» DIRECTIONS
Locate all lines in the data below that hold "title" and show them.

» DATA FOR THE TASK

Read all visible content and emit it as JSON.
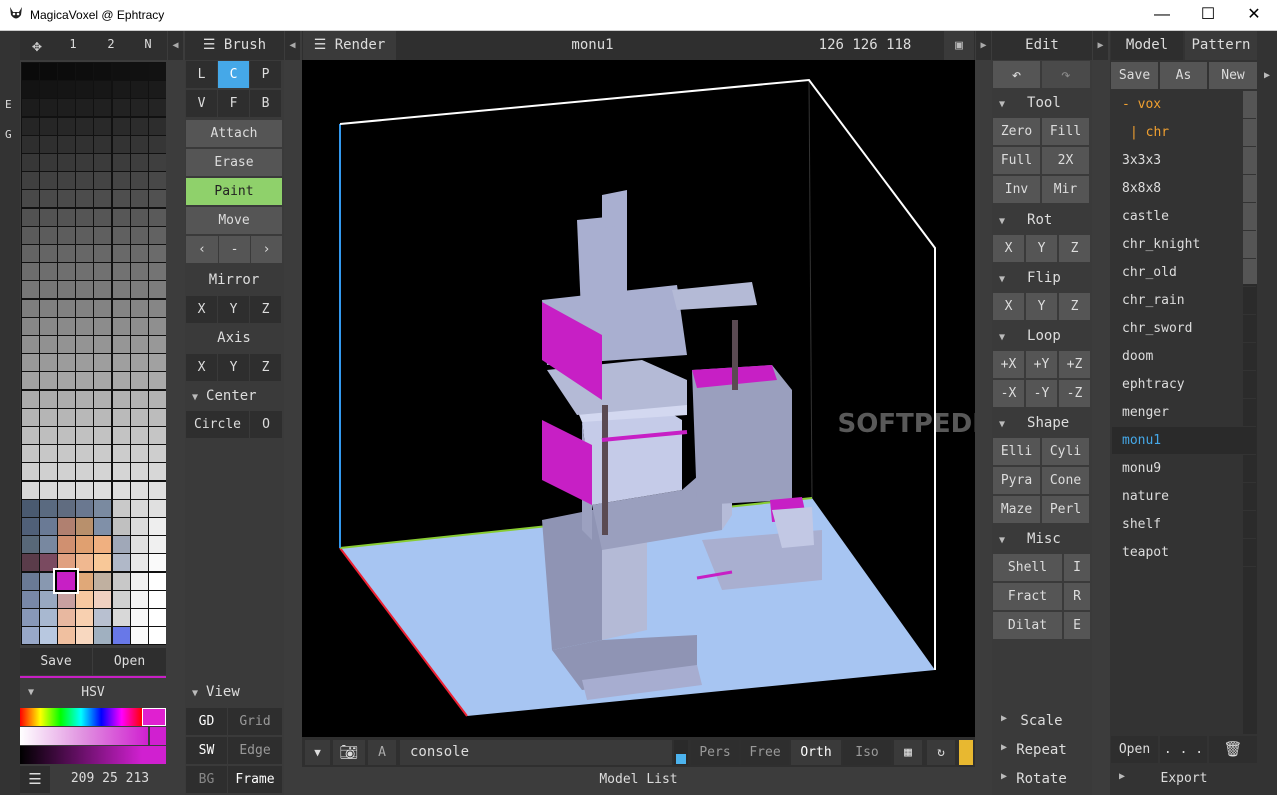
{
  "window": {
    "title": "MagicaVoxel @ Ephtracy",
    "minimize": "—",
    "maximize": "☐",
    "close": "✕"
  },
  "palette_top": {
    "icon": "move-icon",
    "tab1": "1",
    "tab2": "2",
    "tabN": "N"
  },
  "side_letters": {
    "e": "E",
    "g": "G"
  },
  "palette": {
    "save": "Save",
    "open": "Open",
    "hsv_label": "HSV",
    "value": "209 25 213",
    "selected_color": "#c71fc5"
  },
  "brush": {
    "title": "Brush",
    "modes": [
      "L",
      "C",
      "P",
      "V",
      "F",
      "B"
    ],
    "active_mode": "C",
    "actions": [
      "Attach",
      "Erase",
      "Paint",
      "Move"
    ],
    "active_action": "Paint",
    "nav": [
      "‹",
      "-",
      "›"
    ],
    "mirror": "Mirror",
    "mirror_axes": [
      "X",
      "Y",
      "Z"
    ],
    "axis": "Axis",
    "axis_axes": [
      "X",
      "Y",
      "Z"
    ],
    "center": "Center",
    "circle": "Circle",
    "circle_o": "O",
    "view": "View",
    "gd": "GD",
    "grid": "Grid",
    "sw": "SW",
    "edge": "Edge",
    "bg": "BG",
    "frame": "Frame"
  },
  "render": {
    "label": "Render",
    "model_name": "monu1",
    "dims": "126 126 118"
  },
  "bottom": {
    "a": "A",
    "console": "console",
    "pers": "Pers",
    "free": "Free",
    "orth": "Orth",
    "iso": "Iso",
    "model_list": "Model List"
  },
  "edit": {
    "title": "Edit",
    "tool": "Tool",
    "tool_btns": [
      "Zero",
      "Fill",
      "Full",
      "2X",
      "Inv",
      "Mir"
    ],
    "rot": "Rot",
    "flip": "Flip",
    "xyz": [
      "X",
      "Y",
      "Z"
    ],
    "loop": "Loop",
    "loop_btns": [
      "+X",
      "+Y",
      "+Z",
      "-X",
      "-Y",
      "-Z"
    ],
    "shape": "Shape",
    "shape_btns": [
      "Elli",
      "Cyli",
      "Pyra",
      "Cone",
      "Maze",
      "Perl"
    ],
    "misc": "Misc",
    "misc_btns": [
      "Shell",
      "I",
      "Fract",
      "R",
      "Dilat",
      "E"
    ],
    "scale": "Scale",
    "repeat": "Repeat",
    "rotate": "Rotate"
  },
  "models": {
    "tab_model": "Model",
    "tab_pattern": "Pattern",
    "save": "Save",
    "as": "As",
    "new": "New",
    "items": [
      "- vox",
      "| chr",
      "3x3x3",
      "8x8x8",
      "castle",
      "chr_knight",
      "chr_old",
      "chr_rain",
      "chr_sword",
      "doom",
      "ephtracy",
      "menger",
      "monu1",
      "monu9",
      "nature",
      "shelf",
      "teapot"
    ],
    "selected": "monu1",
    "open": "Open",
    "more": ". . .",
    "export": "Export"
  },
  "watermark": "SOFTPEDIA"
}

» OUTPUT BELOW
    "title": "MagicaVoxel @ Ephtracy",
    "title": "Brush",
    "title": "Edit",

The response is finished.